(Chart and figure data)
** begin **

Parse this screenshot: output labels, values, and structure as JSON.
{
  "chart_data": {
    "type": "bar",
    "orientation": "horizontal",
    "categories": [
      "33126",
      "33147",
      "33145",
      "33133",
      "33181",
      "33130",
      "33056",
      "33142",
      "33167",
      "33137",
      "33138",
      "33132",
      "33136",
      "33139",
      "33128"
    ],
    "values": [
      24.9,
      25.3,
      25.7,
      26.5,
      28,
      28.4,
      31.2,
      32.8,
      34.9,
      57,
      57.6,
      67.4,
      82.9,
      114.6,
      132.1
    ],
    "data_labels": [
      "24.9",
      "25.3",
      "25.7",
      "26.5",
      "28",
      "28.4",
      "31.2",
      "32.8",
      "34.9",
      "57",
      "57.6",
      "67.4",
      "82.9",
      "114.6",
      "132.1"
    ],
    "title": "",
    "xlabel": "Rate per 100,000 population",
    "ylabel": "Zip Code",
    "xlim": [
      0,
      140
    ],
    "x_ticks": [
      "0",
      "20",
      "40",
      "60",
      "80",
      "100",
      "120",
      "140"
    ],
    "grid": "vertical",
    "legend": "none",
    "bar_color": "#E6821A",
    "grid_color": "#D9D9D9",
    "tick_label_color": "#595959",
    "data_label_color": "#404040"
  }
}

** end **
** begin **

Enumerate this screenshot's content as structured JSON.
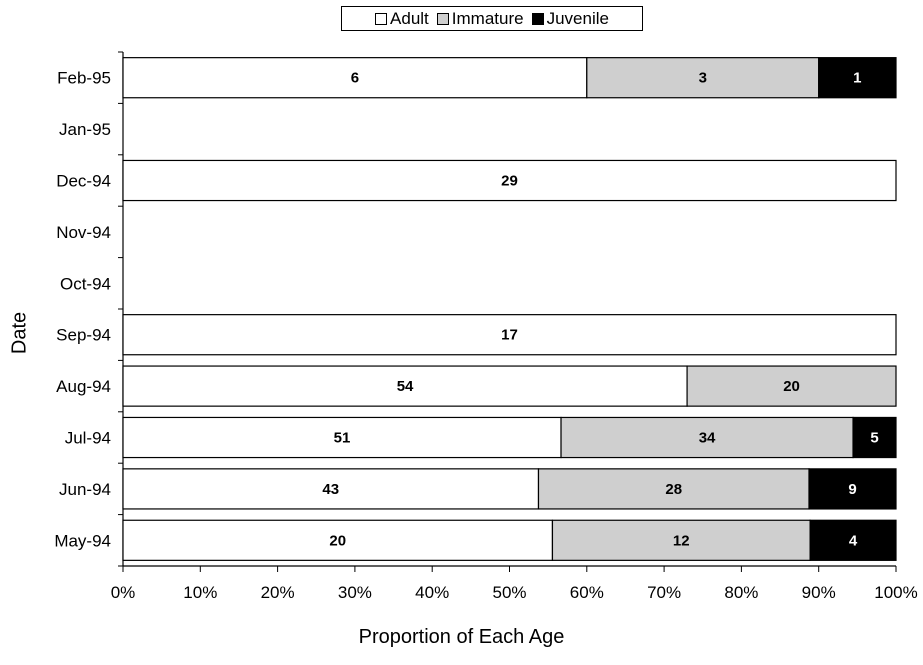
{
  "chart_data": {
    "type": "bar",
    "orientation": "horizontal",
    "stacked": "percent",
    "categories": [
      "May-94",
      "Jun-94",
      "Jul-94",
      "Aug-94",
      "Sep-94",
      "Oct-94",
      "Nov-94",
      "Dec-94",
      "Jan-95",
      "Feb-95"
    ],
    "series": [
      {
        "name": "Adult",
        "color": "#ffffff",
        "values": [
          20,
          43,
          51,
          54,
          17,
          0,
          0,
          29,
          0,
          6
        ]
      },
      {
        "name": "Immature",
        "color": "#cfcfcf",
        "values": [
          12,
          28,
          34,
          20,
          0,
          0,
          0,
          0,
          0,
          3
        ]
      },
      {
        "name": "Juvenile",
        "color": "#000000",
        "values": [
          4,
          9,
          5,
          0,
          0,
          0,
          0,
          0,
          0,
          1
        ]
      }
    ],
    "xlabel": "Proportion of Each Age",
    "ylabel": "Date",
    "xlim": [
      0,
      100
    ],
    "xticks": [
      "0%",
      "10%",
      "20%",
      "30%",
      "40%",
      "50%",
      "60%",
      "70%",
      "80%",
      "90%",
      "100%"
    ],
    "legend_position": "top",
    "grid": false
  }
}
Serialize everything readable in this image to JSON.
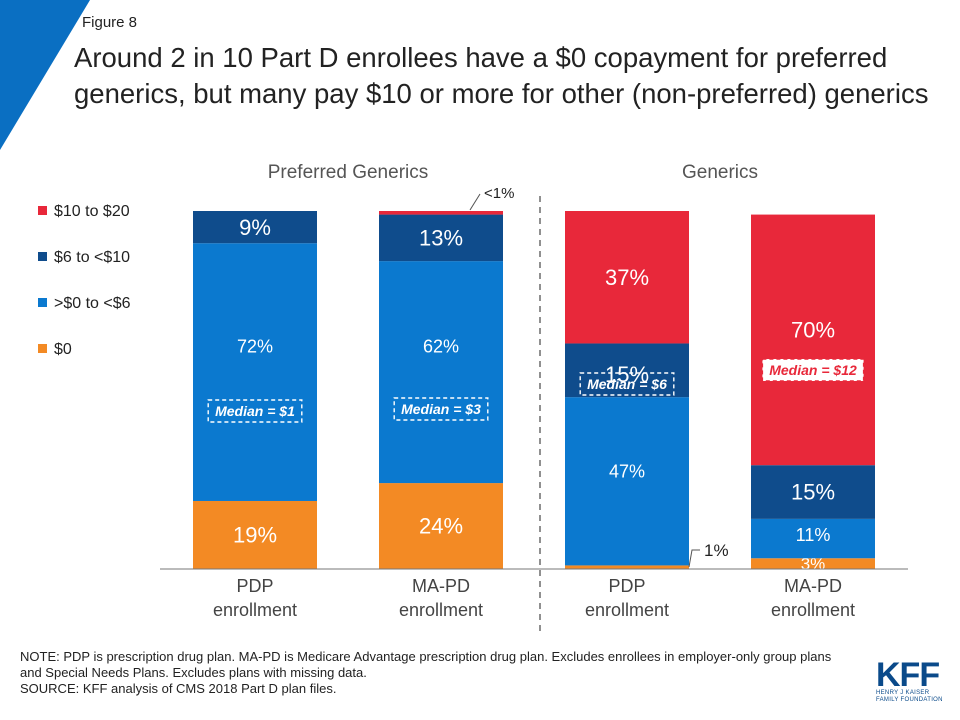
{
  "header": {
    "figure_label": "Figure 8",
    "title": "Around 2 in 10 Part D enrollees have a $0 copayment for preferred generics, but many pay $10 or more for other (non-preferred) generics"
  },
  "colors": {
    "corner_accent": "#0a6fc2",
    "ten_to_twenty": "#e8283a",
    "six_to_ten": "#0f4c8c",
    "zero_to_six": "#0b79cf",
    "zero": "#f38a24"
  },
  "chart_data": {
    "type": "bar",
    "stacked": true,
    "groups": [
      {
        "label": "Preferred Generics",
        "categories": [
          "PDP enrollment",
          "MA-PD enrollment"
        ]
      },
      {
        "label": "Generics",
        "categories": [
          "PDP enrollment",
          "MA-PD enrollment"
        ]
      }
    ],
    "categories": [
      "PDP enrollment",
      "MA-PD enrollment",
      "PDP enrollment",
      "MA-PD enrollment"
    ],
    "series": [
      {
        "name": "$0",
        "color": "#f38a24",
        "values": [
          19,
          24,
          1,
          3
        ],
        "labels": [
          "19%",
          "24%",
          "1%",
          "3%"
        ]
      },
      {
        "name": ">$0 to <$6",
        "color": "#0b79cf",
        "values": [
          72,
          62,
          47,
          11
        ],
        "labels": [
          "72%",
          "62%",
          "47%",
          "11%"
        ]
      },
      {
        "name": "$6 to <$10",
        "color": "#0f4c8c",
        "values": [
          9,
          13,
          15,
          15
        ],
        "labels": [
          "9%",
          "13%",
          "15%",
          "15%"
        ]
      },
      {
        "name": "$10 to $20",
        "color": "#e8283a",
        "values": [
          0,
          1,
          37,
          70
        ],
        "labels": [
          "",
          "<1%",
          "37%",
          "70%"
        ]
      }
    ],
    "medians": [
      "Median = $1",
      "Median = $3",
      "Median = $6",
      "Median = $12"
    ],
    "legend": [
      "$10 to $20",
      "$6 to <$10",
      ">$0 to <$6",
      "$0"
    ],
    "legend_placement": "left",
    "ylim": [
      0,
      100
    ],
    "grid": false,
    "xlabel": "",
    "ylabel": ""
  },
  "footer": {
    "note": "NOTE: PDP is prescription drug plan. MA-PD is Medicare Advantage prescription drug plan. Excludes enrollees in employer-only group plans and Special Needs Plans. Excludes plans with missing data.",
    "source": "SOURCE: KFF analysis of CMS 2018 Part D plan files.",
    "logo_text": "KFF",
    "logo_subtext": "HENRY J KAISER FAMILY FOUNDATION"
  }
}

** end **
** begin **

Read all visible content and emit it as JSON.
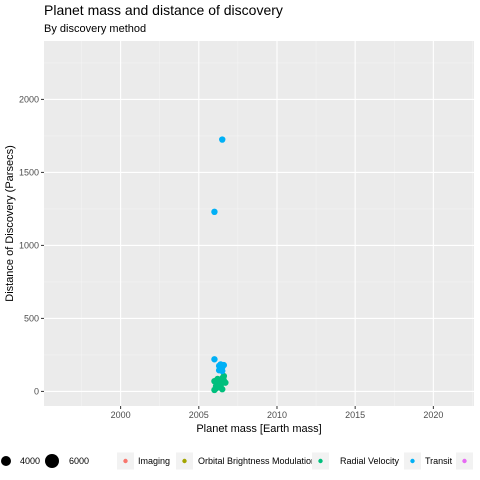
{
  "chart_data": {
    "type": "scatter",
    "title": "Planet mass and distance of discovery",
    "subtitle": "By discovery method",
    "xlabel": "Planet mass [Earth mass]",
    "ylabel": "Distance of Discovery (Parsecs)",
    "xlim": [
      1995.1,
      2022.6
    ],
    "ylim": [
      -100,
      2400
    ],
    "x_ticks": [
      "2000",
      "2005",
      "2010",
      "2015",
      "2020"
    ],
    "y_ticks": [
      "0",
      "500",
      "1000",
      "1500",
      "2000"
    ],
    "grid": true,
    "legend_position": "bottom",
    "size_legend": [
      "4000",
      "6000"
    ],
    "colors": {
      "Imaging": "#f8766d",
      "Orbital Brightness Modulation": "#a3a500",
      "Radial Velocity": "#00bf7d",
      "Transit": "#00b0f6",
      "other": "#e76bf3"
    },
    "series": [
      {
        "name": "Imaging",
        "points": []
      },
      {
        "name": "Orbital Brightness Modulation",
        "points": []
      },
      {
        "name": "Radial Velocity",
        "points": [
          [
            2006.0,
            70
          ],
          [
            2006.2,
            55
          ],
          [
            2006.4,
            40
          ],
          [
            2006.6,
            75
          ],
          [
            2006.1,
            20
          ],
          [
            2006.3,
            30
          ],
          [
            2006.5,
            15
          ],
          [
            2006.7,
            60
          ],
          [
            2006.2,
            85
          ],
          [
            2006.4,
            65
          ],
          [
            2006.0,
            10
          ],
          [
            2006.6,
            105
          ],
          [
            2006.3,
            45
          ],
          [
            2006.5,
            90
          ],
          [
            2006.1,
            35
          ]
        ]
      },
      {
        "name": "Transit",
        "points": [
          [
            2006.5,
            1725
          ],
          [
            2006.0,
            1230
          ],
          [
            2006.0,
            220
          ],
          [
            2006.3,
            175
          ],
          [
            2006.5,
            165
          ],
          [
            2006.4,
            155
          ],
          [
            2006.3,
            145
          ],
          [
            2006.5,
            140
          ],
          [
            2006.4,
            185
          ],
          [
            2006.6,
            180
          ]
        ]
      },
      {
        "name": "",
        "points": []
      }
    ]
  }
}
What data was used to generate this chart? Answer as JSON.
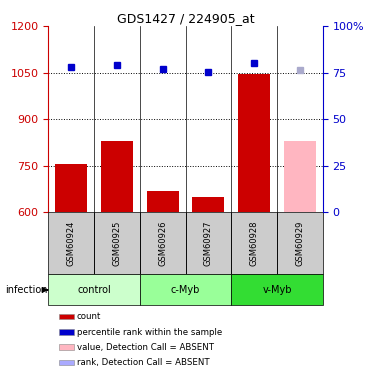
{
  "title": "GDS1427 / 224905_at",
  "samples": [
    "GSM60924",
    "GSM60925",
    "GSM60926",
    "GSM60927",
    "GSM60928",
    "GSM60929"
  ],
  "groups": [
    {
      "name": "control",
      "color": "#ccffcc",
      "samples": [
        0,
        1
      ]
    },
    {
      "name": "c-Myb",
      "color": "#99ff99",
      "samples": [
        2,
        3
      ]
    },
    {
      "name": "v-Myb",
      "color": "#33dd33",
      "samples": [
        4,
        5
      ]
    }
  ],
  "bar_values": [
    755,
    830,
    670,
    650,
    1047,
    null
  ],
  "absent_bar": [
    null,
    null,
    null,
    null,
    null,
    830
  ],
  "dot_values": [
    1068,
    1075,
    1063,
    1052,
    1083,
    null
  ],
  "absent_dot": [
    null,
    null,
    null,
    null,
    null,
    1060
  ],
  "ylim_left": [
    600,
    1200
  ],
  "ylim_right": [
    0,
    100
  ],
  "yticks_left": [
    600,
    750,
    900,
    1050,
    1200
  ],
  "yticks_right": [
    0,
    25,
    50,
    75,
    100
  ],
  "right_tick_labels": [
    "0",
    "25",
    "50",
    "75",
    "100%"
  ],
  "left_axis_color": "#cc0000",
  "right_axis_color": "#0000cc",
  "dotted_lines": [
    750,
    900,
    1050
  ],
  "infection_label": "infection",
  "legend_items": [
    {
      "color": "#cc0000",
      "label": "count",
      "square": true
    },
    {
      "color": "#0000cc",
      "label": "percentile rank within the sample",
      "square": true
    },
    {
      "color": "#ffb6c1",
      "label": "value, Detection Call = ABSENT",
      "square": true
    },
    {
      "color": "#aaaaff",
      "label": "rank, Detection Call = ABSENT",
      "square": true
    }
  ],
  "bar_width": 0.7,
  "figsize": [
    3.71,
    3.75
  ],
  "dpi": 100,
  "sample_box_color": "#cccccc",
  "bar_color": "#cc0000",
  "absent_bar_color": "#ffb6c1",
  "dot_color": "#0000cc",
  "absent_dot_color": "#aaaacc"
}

** end **

-- Objective --
Select from the material above each line in which the string "rank" appears, and list those lines.

-- Output below --
      "label": "percentile rank within the sample",
      "label": "rank, Detection Call = ABSENT",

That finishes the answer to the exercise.